Output each line of the material exactly as it stands.

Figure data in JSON
* BEGIN *
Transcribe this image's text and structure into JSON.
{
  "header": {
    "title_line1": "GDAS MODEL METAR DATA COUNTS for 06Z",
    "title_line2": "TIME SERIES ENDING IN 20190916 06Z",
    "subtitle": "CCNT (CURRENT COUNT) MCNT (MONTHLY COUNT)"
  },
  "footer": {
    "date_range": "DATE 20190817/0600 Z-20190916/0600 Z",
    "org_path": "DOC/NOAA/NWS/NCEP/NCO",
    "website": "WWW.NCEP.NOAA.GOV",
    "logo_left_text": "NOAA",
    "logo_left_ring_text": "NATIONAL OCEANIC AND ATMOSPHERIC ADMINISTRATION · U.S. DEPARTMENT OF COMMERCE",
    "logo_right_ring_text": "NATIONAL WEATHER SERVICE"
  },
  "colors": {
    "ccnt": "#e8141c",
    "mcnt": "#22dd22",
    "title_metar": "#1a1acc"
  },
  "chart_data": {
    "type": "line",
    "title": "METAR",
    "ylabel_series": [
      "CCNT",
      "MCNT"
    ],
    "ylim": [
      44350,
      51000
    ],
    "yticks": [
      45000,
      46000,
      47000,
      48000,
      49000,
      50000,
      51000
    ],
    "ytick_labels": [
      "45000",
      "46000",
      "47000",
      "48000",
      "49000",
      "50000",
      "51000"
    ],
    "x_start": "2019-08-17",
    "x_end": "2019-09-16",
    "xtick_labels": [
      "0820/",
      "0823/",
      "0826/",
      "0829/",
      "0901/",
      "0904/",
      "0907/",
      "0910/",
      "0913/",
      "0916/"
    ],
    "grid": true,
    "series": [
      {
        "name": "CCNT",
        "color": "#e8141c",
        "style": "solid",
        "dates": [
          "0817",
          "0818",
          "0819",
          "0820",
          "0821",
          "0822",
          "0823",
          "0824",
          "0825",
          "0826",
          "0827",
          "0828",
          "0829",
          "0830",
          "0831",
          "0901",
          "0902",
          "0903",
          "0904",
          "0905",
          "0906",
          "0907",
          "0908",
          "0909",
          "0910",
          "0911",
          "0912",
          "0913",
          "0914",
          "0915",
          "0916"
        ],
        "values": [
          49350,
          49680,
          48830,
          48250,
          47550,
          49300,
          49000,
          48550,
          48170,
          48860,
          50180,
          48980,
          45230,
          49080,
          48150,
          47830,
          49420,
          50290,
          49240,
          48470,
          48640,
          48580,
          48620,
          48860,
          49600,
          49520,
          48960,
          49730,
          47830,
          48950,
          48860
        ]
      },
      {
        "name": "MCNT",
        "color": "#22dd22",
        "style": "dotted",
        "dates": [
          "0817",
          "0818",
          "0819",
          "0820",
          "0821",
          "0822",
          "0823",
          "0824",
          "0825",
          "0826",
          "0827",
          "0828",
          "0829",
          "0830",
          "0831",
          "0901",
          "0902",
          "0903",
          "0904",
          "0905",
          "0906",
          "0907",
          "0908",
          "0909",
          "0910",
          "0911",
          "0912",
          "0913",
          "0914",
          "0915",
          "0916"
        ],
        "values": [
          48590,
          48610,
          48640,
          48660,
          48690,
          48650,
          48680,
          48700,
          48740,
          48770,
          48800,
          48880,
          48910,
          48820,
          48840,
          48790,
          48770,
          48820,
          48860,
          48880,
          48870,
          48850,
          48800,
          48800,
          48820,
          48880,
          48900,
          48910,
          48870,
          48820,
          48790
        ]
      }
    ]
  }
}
* END *
- [Completed exercise]
Transcribe this image's text and structure into JSON.
{
  "header": {
    "title_line1": "GDAS MODEL METAR DATA COUNTS for 06Z",
    "title_line2": "TIME SERIES ENDING IN 20190916 06Z",
    "subtitle": "CCNT (CURRENT COUNT) MCNT (MONTHLY COUNT)"
  },
  "footer": {
    "date_range": "DATE 20190817/0600 Z-20190916/0600 Z",
    "org_path": "DOC/NOAA/NWS/NCEP/NCO",
    "website": "WWW.NCEP.NOAA.GOV",
    "logo_left_text": "NOAA",
    "logo_left_ring_text": "NATIONAL OCEANIC AND ATMOSPHERIC ADMINISTRATION · U.S. DEPARTMENT OF COMMERCE",
    "logo_right_ring_text": "NATIONAL WEATHER SERVICE"
  },
  "colors": {
    "ccnt": "#e8141c",
    "mcnt": "#22dd22",
    "title_metar": "#1a1acc"
  },
  "chart_data": {
    "type": "line",
    "title": "METAR",
    "ylabel_series": [
      "CCNT",
      "MCNT"
    ],
    "ylim": [
      44350,
      51000
    ],
    "yticks": [
      45000,
      46000,
      47000,
      48000,
      49000,
      50000,
      51000
    ],
    "ytick_labels": [
      "45000",
      "46000",
      "47000",
      "48000",
      "49000",
      "50000",
      "51000"
    ],
    "x_start": "2019-08-17",
    "x_end": "2019-09-16",
    "xtick_labels": [
      "0820/",
      "0823/",
      "0826/",
      "0829/",
      "0901/",
      "0904/",
      "0907/",
      "0910/",
      "0913/",
      "0916/"
    ],
    "grid": true,
    "series": [
      {
        "name": "CCNT",
        "color": "#e8141c",
        "style": "solid",
        "dates": [
          "0817",
          "0818",
          "0819",
          "0820",
          "0821",
          "0822",
          "0823",
          "0824",
          "0825",
          "0826",
          "0827",
          "0828",
          "0829",
          "0830",
          "0831",
          "0901",
          "0902",
          "0903",
          "0904",
          "0905",
          "0906",
          "0907",
          "0908",
          "0909",
          "0910",
          "0911",
          "0912",
          "0913",
          "0914",
          "0915",
          "0916"
        ],
        "values": [
          49350,
          49680,
          48830,
          48250,
          47550,
          49300,
          49000,
          48550,
          48170,
          48860,
          50180,
          48980,
          45230,
          49080,
          48150,
          47830,
          49420,
          50290,
          49240,
          48470,
          48640,
          48580,
          48620,
          48860,
          49600,
          49520,
          48960,
          49730,
          47830,
          48950,
          48860
        ]
      },
      {
        "name": "MCNT",
        "color": "#22dd22",
        "style": "dotted",
        "dates": [
          "0817",
          "0818",
          "0819",
          "0820",
          "0821",
          "0822",
          "0823",
          "0824",
          "0825",
          "0826",
          "0827",
          "0828",
          "0829",
          "0830",
          "0831",
          "0901",
          "0902",
          "0903",
          "0904",
          "0905",
          "0906",
          "0907",
          "0908",
          "0909",
          "0910",
          "0911",
          "0912",
          "0913",
          "0914",
          "0915",
          "0916"
        ],
        "values": [
          48590,
          48610,
          48640,
          48660,
          48690,
          48650,
          48680,
          48700,
          48740,
          48770,
          48800,
          48880,
          48910,
          48820,
          48840,
          48790,
          48770,
          48820,
          48860,
          48880,
          48870,
          48850,
          48800,
          48800,
          48820,
          48880,
          48900,
          48910,
          48870,
          48820,
          48790
        ]
      }
    ]
  }
}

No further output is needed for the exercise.